ENTRIES SHOWN ->
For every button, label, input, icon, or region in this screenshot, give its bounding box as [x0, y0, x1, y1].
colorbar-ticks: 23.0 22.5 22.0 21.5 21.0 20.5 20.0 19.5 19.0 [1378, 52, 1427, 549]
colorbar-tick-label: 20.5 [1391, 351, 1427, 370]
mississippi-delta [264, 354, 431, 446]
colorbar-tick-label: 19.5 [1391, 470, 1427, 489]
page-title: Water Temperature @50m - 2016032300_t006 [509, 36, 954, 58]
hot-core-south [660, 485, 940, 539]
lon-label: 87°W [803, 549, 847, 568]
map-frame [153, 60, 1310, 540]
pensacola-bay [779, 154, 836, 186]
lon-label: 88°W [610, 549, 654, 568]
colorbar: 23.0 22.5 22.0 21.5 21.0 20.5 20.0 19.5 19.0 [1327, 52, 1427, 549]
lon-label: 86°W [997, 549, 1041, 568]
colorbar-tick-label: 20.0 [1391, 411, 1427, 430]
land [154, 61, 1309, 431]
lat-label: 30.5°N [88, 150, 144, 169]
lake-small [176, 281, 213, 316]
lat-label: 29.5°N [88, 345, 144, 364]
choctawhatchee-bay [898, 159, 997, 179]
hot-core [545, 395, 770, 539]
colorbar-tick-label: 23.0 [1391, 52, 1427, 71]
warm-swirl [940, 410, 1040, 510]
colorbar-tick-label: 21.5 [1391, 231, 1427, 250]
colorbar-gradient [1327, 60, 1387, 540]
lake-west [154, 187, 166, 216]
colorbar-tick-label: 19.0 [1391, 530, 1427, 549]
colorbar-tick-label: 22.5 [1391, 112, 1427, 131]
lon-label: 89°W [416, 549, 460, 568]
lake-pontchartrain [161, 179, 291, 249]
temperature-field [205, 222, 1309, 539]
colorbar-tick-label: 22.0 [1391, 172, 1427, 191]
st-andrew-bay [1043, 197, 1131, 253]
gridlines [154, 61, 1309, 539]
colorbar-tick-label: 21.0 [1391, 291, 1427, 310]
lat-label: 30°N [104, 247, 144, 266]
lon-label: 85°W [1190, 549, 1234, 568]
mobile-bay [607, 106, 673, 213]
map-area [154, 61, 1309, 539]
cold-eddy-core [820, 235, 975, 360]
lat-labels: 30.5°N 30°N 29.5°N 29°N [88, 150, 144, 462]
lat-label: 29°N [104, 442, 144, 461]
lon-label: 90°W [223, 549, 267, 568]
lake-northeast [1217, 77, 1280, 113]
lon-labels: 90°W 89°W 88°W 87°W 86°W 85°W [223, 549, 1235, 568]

EXERCISE -> Reproduce the lines above verbatim.

TASK OUTPUT ->
For every button, label, input, icon, or region in this screenshot, give its bounding box as [x0, y0, x1, y1].
colorbar-ticks: 23.0 22.5 22.0 21.5 21.0 20.5 20.0 19.5 19.0 [1378, 52, 1427, 549]
colorbar-tick-label: 20.5 [1391, 351, 1427, 370]
mississippi-delta [264, 354, 431, 446]
colorbar-tick-label: 19.5 [1391, 470, 1427, 489]
page-title: Water Temperature @50m - 2016032300_t006 [509, 36, 954, 58]
hot-core-south [660, 485, 940, 539]
lon-label: 87°W [803, 549, 847, 568]
map-frame [153, 60, 1310, 540]
pensacola-bay [779, 154, 836, 186]
lon-label: 88°W [610, 549, 654, 568]
colorbar: 23.0 22.5 22.0 21.5 21.0 20.5 20.0 19.5 19.0 [1327, 52, 1427, 549]
lon-label: 86°W [997, 549, 1041, 568]
colorbar-tick-label: 20.0 [1391, 411, 1427, 430]
land [154, 61, 1309, 431]
lat-label: 30.5°N [88, 150, 144, 169]
lake-small [176, 281, 213, 316]
lat-label: 29.5°N [88, 345, 144, 364]
choctawhatchee-bay [898, 159, 997, 179]
hot-core [545, 395, 770, 539]
colorbar-tick-label: 23.0 [1391, 52, 1427, 71]
warm-swirl [940, 410, 1040, 510]
colorbar-tick-label: 21.5 [1391, 231, 1427, 250]
colorbar-gradient [1327, 60, 1387, 540]
lake-west [154, 187, 166, 216]
colorbar-tick-label: 19.0 [1391, 530, 1427, 549]
colorbar-tick-label: 22.5 [1391, 112, 1427, 131]
lon-label: 89°W [416, 549, 460, 568]
lake-pontchartrain [161, 179, 291, 249]
temperature-field [205, 222, 1309, 539]
colorbar-tick-label: 22.0 [1391, 172, 1427, 191]
st-andrew-bay [1043, 197, 1131, 253]
gridlines [154, 61, 1309, 539]
colorbar-tick-label: 21.0 [1391, 291, 1427, 310]
lat-label: 30°N [104, 247, 144, 266]
lon-label: 85°W [1190, 549, 1234, 568]
mobile-bay [607, 106, 673, 213]
map-area [154, 61, 1309, 539]
cold-eddy-core [820, 235, 975, 360]
lat-labels: 30.5°N 30°N 29.5°N 29°N [88, 150, 144, 462]
lat-label: 29°N [104, 442, 144, 461]
lon-label: 90°W [223, 549, 267, 568]
lake-northeast [1217, 77, 1280, 113]
lon-labels: 90°W 89°W 88°W 87°W 86°W 85°W [223, 549, 1235, 568]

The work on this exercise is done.